__Short problem__. Can you copy out the data exactly? Leave the images out.

__Data shown__.
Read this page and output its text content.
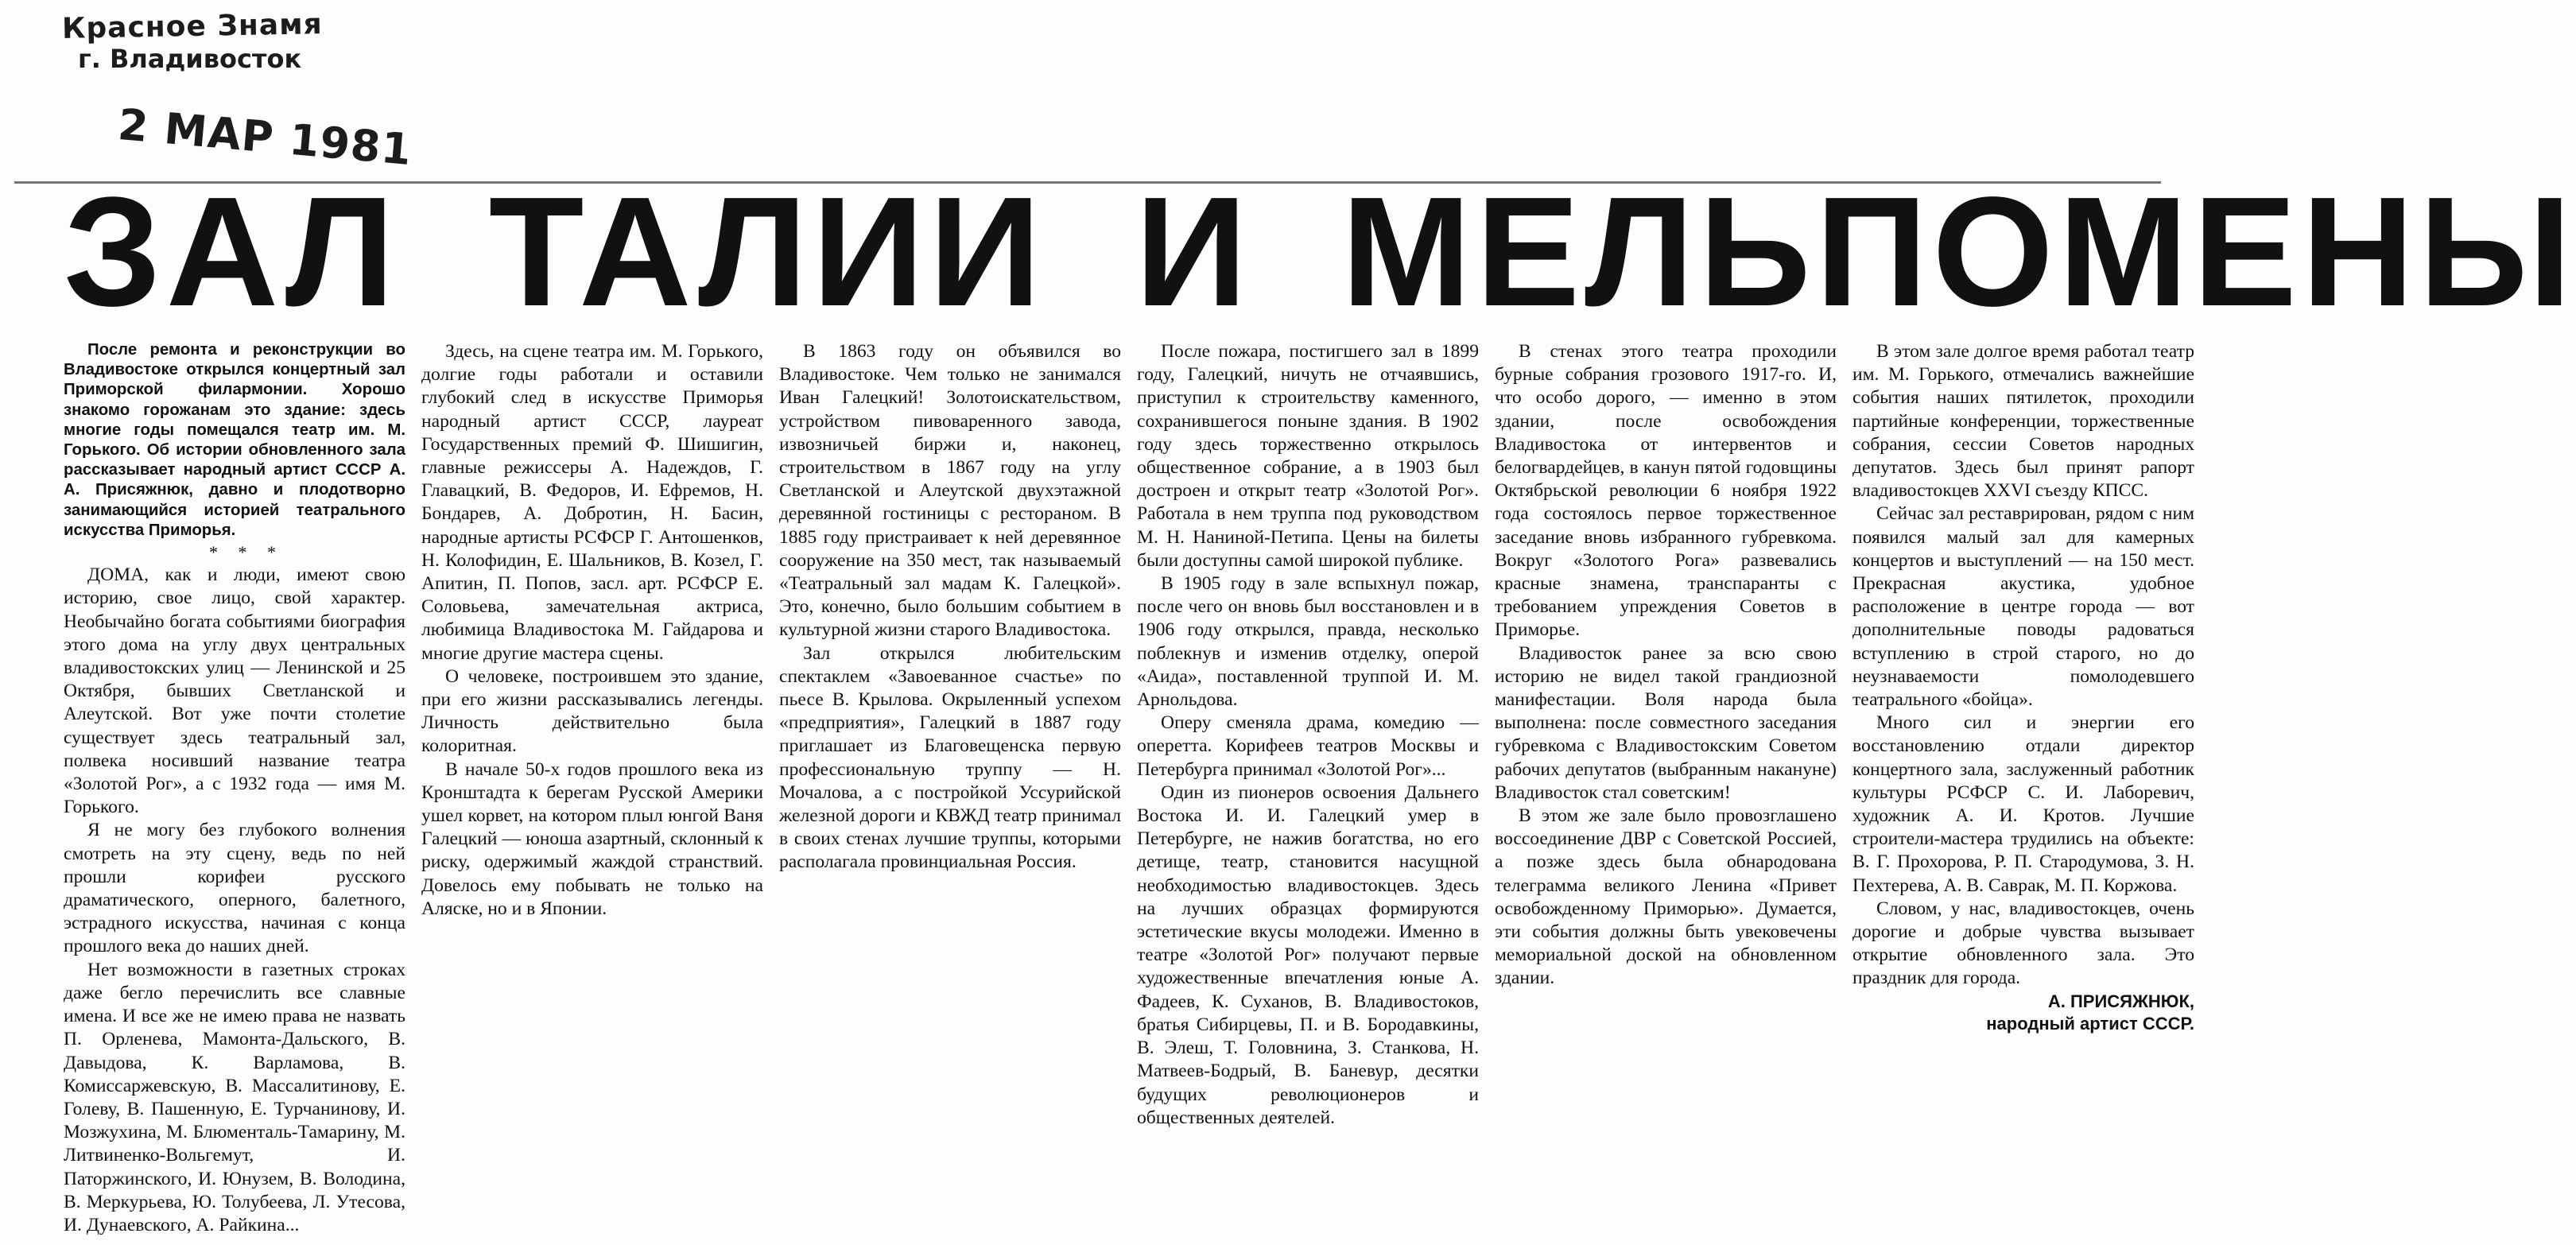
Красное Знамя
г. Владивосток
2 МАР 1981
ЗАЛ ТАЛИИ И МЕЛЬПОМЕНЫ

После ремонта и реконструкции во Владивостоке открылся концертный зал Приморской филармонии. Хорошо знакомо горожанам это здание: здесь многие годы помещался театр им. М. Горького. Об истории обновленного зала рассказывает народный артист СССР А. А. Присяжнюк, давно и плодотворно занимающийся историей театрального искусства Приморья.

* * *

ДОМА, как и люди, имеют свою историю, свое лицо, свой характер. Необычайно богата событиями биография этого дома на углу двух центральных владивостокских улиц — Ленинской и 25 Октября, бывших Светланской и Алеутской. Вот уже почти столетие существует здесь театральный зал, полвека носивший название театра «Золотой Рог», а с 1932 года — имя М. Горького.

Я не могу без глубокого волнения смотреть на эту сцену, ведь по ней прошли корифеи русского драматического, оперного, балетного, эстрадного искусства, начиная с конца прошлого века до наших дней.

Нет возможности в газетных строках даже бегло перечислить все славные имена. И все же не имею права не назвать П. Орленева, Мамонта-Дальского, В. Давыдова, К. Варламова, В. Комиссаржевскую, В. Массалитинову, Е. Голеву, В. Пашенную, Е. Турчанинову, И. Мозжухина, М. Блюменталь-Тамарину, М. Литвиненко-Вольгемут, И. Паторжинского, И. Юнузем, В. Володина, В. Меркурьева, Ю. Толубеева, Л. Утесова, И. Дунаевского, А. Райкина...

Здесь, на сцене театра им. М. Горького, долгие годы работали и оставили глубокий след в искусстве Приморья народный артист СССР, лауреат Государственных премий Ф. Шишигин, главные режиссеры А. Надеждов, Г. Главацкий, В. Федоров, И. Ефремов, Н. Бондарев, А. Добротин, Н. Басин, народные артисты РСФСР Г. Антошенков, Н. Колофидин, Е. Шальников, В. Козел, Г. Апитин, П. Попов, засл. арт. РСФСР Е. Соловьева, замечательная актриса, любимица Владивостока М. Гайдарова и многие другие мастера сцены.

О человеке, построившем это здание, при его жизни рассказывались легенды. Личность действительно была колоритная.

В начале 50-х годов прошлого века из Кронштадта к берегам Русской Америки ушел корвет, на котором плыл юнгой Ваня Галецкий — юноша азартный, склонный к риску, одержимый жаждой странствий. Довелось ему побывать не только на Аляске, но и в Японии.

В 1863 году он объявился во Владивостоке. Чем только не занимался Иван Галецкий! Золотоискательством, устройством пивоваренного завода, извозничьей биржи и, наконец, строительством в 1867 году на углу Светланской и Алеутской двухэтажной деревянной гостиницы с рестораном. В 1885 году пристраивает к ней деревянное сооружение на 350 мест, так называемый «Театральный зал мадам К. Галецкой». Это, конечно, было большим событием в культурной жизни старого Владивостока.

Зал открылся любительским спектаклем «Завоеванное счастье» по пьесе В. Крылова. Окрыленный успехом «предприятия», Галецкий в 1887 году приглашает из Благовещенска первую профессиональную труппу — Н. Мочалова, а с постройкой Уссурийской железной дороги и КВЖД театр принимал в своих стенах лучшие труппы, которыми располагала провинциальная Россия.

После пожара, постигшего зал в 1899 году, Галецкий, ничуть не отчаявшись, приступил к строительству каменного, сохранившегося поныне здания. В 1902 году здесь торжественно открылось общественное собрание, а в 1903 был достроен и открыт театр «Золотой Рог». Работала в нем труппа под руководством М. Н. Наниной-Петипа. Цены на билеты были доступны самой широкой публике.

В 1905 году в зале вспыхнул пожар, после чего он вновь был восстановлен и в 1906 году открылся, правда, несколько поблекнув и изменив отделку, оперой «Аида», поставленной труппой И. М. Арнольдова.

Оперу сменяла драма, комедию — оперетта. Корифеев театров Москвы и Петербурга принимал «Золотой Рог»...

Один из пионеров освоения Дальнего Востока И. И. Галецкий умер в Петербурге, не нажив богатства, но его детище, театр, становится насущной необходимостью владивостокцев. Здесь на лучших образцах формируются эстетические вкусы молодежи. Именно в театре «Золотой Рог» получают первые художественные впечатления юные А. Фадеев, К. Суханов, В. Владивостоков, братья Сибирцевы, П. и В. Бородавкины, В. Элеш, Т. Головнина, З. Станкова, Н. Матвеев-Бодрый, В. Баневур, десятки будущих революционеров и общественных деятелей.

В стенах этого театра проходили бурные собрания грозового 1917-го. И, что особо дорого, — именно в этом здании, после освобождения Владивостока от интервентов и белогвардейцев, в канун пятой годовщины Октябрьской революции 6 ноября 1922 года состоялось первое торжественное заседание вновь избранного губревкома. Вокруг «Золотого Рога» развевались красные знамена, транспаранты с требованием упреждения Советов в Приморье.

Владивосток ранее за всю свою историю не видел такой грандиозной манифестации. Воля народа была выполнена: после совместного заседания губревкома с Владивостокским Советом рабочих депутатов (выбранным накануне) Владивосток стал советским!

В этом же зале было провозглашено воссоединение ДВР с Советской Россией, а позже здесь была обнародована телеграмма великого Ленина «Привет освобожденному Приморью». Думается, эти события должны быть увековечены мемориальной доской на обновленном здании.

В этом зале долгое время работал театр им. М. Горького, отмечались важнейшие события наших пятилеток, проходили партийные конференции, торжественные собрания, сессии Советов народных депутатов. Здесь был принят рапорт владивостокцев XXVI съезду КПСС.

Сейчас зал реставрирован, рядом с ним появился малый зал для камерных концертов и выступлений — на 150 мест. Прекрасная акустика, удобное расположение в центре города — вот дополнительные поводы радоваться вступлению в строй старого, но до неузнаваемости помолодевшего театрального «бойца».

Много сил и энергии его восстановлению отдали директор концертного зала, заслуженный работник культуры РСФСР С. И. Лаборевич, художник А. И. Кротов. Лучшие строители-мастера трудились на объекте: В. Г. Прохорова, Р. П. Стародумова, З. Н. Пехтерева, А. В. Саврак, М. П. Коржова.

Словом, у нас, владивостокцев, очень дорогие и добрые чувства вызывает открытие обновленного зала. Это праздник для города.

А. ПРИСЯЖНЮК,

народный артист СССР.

__Task result__.
Read this page and output its text content.
Красное Знамя
г. Владивосток
2 МАР 1981
ЗАЛ ТАЛИИ И МЕЛЬПОМЕНЫ

После ремонта и реконструкции во Владивостоке открылся концертный зал Приморской филармонии. Хорошо знакомо горожанам это здание: здесь многие годы помещался театр им. М. Горького. Об истории обновленного зала рассказывает народный артист СССР А. А. Присяжнюк, давно и плодотворно занимающийся историей театрального искусства Приморья.

* * *

ДОМА, как и люди, имеют свою историю, свое лицо, свой характер. Необычайно богата событиями биография этого дома на углу двух центральных владивостокских улиц — Ленинской и 25 Октября, бывших Светланской и Алеутской. Вот уже почти столетие существует здесь театральный зал, полвека носивший название театра «Золотой Рог», а с 1932 года — имя М. Горького.

Я не могу без глубокого волнения смотреть на эту сцену, ведь по ней прошли корифеи русского драматического, оперного, балетного, эстрадного искусства, начиная с конца прошлого века до наших дней.

Нет возможности в газетных строках даже бегло перечислить все славные имена. И все же не имею права не назвать П. Орленева, Мамонта-Дальского, В. Давыдова, К. Варламова, В. Комиссаржевскую, В. Массалитинову, Е. Голеву, В. Пашенную, Е. Турчанинову, И. Мозжухина, М. Блюменталь-Тамарину, М. Литвиненко-Вольгемут, И. Паторжинского, И. Юнузем, В. Володина, В. Меркурьева, Ю. Толубеева, Л. Утесова, И. Дунаевского, А. Райкина...

Здесь, на сцене театра им. М. Горького, долгие годы работали и оставили глубокий след в искусстве Приморья народный артист СССР, лауреат Государственных премий Ф. Шишигин, главные режиссеры А. Надеждов, Г. Главацкий, В. Федоров, И. Ефремов, Н. Бондарев, А. Добротин, Н. Басин, народные артисты РСФСР Г. Антошенков, Н. Колофидин, Е. Шальников, В. Козел, Г. Апитин, П. Попов, засл. арт. РСФСР Е. Соловьева, замечательная актриса, любимица Владивостока М. Гайдарова и многие другие мастера сцены.

О человеке, построившем это здание, при его жизни рассказывались легенды. Личность действительно была колоритная.

В начале 50-х годов прошлого века из Кронштадта к берегам Русской Америки ушел корвет, на котором плыл юнгой Ваня Галецкий — юноша азартный, склонный к риску, одержимый жаждой странствий. Довелось ему побывать не только на Аляске, но и в Японии.

В 1863 году он объявился во Владивостоке. Чем только не занимался Иван Галецкий! Золотоискательством, устройством пивоваренного завода, извозничьей биржи и, наконец, строительством в 1867 году на углу Светланской и Алеутской двухэтажной деревянной гостиницы с рестораном. В 1885 году пристраивает к ней деревянное сооружение на 350 мест, так называемый «Театральный зал мадам К. Галецкой». Это, конечно, было большим событием в культурной жизни старого Владивостока.

Зал открылся любительским спектаклем «Завоеванное счастье» по пьесе В. Крылова. Окрыленный успехом «предприятия», Галецкий в 1887 году приглашает из Благовещенска первую профессиональную труппу — Н. Мочалова, а с постройкой Уссурийской железной дороги и КВЖД театр принимал в своих стенах лучшие труппы, которыми располагала провинциальная Россия.

После пожара, постигшего зал в 1899 году, Галецкий, ничуть не отчаявшись, приступил к строительству каменного, сохранившегося поныне здания. В 1902 году здесь торжественно открылось общественное собрание, а в 1903 был достроен и открыт театр «Золотой Рог». Работала в нем труппа под руководством М. Н. Наниной-Петипа. Цены на билеты были доступны самой широкой публике.

В 1905 году в зале вспыхнул пожар, после чего он вновь был восстановлен и в 1906 году открылся, правда, несколько поблекнув и изменив отделку, оперой «Аида», поставленной труппой И. М. Арнольдова.

Оперу сменяла драма, комедию — оперетта. Корифеев театров Москвы и Петербурга принимал «Золотой Рог»...

Один из пионеров освоения Дальнего Востока И. И. Галецкий умер в Петербурге, не нажив богатства, но его детище, театр, становится насущной необходимостью владивостокцев. Здесь на лучших образцах формируются эстетические вкусы молодежи. Именно в театре «Золотой Рог» получают первые художественные впечатления юные А. Фадеев, К. Суханов, В. Владивостоков, братья Сибирцевы, П. и В. Бородавкины, В. Элеш, Т. Головнина, З. Станкова, Н. Матвеев-Бодрый, В. Баневур, десятки будущих революционеров и общественных деятелей.

В стенах этого театра проходили бурные собрания грозового 1917-го. И, что особо дорого, — именно в этом здании, после освобождения Владивостока от интервентов и белогвардейцев, в канун пятой годовщины Октябрьской революции 6 ноября 1922 года состоялось первое торжественное заседание вновь избранного губревкома. Вокруг «Золотого Рога» развевались красные знамена, транспаранты с требованием упреждения Советов в Приморье.

Владивосток ранее за всю свою историю не видел такой грандиозной манифестации. Воля народа была выполнена: после совместного заседания губревкома с Владивостокским Советом рабочих депутатов (выбранным накануне) Владивосток стал советским!

В этом же зале было провозглашено воссоединение ДВР с Советской Россией, а позже здесь была обнародована телеграмма великого Ленина «Привет освобожденному Приморью». Думается, эти события должны быть увековечены мемориальной доской на обновленном здании.

В этом зале долгое время работал театр им. М. Горького, отмечались важнейшие события наших пятилеток, проходили партийные конференции, торжественные собрания, сессии Советов народных депутатов. Здесь был принят рапорт владивостокцев XXVI съезду КПСС.

Сейчас зал реставрирован, рядом с ним появился малый зал для камерных концертов и выступлений — на 150 мест. Прекрасная акустика, удобное расположение в центре города — вот дополнительные поводы радоваться вступлению в строй старого, но до неузнаваемости помолодевшего театрального «бойца».

Много сил и энергии его восстановлению отдали директор концертного зала, заслуженный работник культуры РСФСР С. И. Лаборевич, художник А. И. Кротов. Лучшие строители-мастера трудились на объекте: В. Г. Прохорова, Р. П. Стародумова, З. Н. Пехтерева, А. В. Саврак, М. П. Коржова.

Словом, у нас, владивостокцев, очень дорогие и добрые чувства вызывает открытие обновленного зала. Это праздник для города.

А. ПРИСЯЖНЮК,

народный артист СССР.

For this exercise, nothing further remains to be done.